Your task: Tally the lines in the listing below that include "AlpineFlowers". Answer with the count and nothing more.

Listed records:
========

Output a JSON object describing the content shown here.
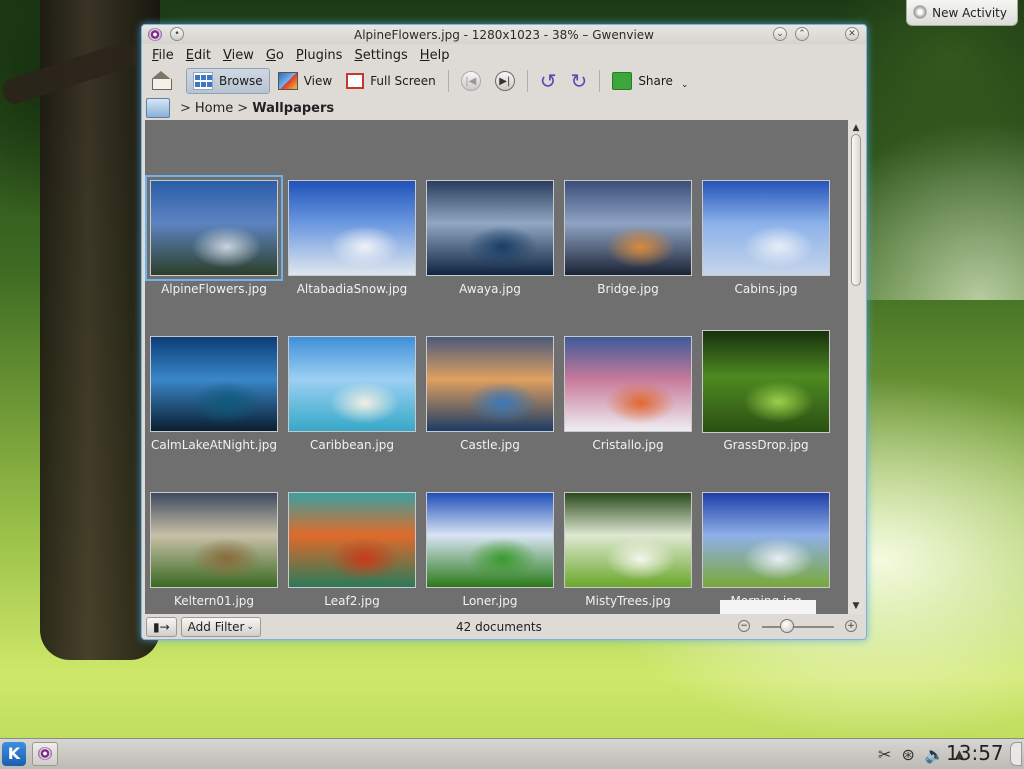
{
  "desktop": {
    "new_activity_label": "New Activity"
  },
  "window": {
    "title": "AlpineFlowers.jpg - 1280x1023 - 38% – Gwenview",
    "menu": [
      {
        "label": "File",
        "key": "F",
        "rest": "ile"
      },
      {
        "label": "Edit",
        "key": "E",
        "rest": "dit"
      },
      {
        "label": "View",
        "key": "V",
        "rest": "iew"
      },
      {
        "label": "Go",
        "key": "G",
        "rest": "o"
      },
      {
        "label": "Plugins",
        "key": "P",
        "rest": "lugins"
      },
      {
        "label": "Settings",
        "key": "S",
        "rest": "ettings"
      },
      {
        "label": "Help",
        "key": "H",
        "rest": "elp"
      }
    ],
    "toolbar": {
      "browse": "Browse",
      "view": "View",
      "full_screen": "Full Screen",
      "share": "Share"
    },
    "breadcrumb": {
      "home": "Home",
      "folder": "Wallpapers"
    },
    "thumbnails": [
      {
        "name": "AlpineFlowers.jpg",
        "selected": true,
        "colors": [
          "#2b5da8",
          "#5d84c0",
          "#c9d3dd",
          "#2c3f2a"
        ]
      },
      {
        "name": "AltabadiaSnow.jpg",
        "colors": [
          "#1f52b8",
          "#6b98e0",
          "#f0f3f7",
          "#dfe6ee"
        ]
      },
      {
        "name": "Awaya.jpg",
        "colors": [
          "#2a3d5c",
          "#90a8c4",
          "#1a3e66",
          "#0f2440"
        ]
      },
      {
        "name": "Bridge.jpg",
        "colors": [
          "#3b4e78",
          "#8fa3c4",
          "#d98a3a",
          "#1c2436"
        ]
      },
      {
        "name": "Cabins.jpg",
        "colors": [
          "#2554b8",
          "#8bb1ea",
          "#e8eef8",
          "#c6d5ea"
        ]
      },
      {
        "name": "CalmLakeAtNight.jpg",
        "colors": [
          "#0c3d78",
          "#3a86c8",
          "#0e5a7a",
          "#0a1e30"
        ]
      },
      {
        "name": "Caribbean.jpg",
        "colors": [
          "#3f8fd8",
          "#9cd0f2",
          "#f2efe4",
          "#36a8c8"
        ]
      },
      {
        "name": "Castle.jpg",
        "colors": [
          "#4a5a7c",
          "#e0a060",
          "#3a78b8",
          "#1b3b66"
        ]
      },
      {
        "name": "Cristallo.jpg",
        "colors": [
          "#3f5a9a",
          "#c87a9a",
          "#e06830",
          "#eeeef2"
        ]
      },
      {
        "name": "GrassDrop.jpg",
        "colors": [
          "#16300c",
          "#4e8a22",
          "#9cd04a",
          "#2a5012"
        ]
      },
      {
        "name": "Keltern01.jpg",
        "colors": [
          "#3e4a5e",
          "#c8c0a8",
          "#8a6a3a",
          "#3a6a22"
        ]
      },
      {
        "name": "Leaf2.jpg",
        "colors": [
          "#3aa0a0",
          "#e06a2a",
          "#c83a1a",
          "#2a7a5a"
        ]
      },
      {
        "name": "Loner.jpg",
        "colors": [
          "#1f4fb8",
          "#d8e4f4",
          "#3a9a2a",
          "#2a7a1a"
        ]
      },
      {
        "name": "MistyTrees.jpg",
        "colors": [
          "#2a4a1c",
          "#dfe8d2",
          "#f4f6ee",
          "#6aa82a"
        ]
      },
      {
        "name": "Morning.jpg",
        "colors": [
          "#1e3ea8",
          "#8fb0e8",
          "#e8eef6",
          "#7aa83a"
        ]
      }
    ],
    "status": {
      "toggle_label": "▮→",
      "add_filter": "Add Filter",
      "document_count": "42 documents",
      "zoom_fraction": 0.35
    }
  },
  "taskbar": {
    "clock": "13:57"
  }
}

========

Completed task: 2